● **TASK INSTRUCTIONS**:
Show all lines that include the string "Error"; copy each one.

● **DATASET ENTRIES**:
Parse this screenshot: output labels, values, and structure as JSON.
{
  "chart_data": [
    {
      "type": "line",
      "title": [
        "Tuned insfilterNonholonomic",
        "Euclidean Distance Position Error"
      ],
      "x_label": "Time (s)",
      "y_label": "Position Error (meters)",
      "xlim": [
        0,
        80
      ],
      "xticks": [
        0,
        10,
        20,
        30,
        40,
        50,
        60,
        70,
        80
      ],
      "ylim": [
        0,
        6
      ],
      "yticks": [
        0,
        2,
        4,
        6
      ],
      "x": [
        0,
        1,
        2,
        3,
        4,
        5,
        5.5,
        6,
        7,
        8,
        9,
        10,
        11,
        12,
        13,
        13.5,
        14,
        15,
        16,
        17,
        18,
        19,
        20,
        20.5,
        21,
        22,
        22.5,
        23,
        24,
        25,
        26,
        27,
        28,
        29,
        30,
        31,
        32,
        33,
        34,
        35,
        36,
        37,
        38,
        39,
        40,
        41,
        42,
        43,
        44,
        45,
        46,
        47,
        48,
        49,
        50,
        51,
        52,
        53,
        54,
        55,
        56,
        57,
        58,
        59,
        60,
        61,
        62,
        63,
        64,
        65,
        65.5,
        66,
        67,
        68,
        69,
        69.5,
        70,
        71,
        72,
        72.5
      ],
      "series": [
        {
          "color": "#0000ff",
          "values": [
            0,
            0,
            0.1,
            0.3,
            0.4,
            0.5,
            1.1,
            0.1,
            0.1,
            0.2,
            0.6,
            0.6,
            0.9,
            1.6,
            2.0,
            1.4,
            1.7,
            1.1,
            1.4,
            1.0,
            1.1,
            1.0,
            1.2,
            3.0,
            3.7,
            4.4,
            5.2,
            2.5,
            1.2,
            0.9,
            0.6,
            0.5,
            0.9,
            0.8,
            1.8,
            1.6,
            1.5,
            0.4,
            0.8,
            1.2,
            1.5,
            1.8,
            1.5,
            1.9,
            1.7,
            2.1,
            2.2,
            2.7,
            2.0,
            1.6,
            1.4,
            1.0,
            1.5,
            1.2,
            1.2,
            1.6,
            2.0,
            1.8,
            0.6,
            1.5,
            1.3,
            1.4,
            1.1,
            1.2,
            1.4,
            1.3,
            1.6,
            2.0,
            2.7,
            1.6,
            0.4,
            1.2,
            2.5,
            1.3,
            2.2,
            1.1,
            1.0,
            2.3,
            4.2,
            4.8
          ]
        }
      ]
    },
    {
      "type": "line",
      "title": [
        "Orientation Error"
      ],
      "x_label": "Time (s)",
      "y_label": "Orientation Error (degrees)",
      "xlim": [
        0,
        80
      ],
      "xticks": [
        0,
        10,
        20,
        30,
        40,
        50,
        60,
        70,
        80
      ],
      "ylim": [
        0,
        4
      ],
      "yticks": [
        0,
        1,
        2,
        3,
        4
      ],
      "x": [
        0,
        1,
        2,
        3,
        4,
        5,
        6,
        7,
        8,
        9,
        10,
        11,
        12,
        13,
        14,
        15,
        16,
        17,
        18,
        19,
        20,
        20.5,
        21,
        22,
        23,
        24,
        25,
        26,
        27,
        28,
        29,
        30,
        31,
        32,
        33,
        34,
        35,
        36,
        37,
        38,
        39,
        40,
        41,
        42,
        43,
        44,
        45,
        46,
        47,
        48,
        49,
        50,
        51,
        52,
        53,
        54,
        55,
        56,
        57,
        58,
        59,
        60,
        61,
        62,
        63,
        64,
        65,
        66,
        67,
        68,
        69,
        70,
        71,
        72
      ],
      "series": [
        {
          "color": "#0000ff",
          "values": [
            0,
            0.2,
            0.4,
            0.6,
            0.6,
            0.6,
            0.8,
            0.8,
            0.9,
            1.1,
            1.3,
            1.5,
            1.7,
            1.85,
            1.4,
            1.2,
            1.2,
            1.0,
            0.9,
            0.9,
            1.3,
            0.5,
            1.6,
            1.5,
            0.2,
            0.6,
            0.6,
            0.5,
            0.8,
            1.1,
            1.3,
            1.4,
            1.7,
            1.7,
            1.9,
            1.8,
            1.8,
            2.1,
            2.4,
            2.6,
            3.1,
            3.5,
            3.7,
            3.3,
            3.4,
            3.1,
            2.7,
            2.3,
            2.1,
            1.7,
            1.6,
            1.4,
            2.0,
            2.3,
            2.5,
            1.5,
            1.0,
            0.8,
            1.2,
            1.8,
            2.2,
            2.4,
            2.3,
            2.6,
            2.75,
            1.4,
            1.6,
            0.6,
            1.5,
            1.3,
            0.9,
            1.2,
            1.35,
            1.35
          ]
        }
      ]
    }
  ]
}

● **FULL SOLUTION**:
        "Euclidean Distance Position Error"
      "y_label": "Position Error (meters)",
        "Orientation Error"
      "y_label": "Orientation Error (degrees)",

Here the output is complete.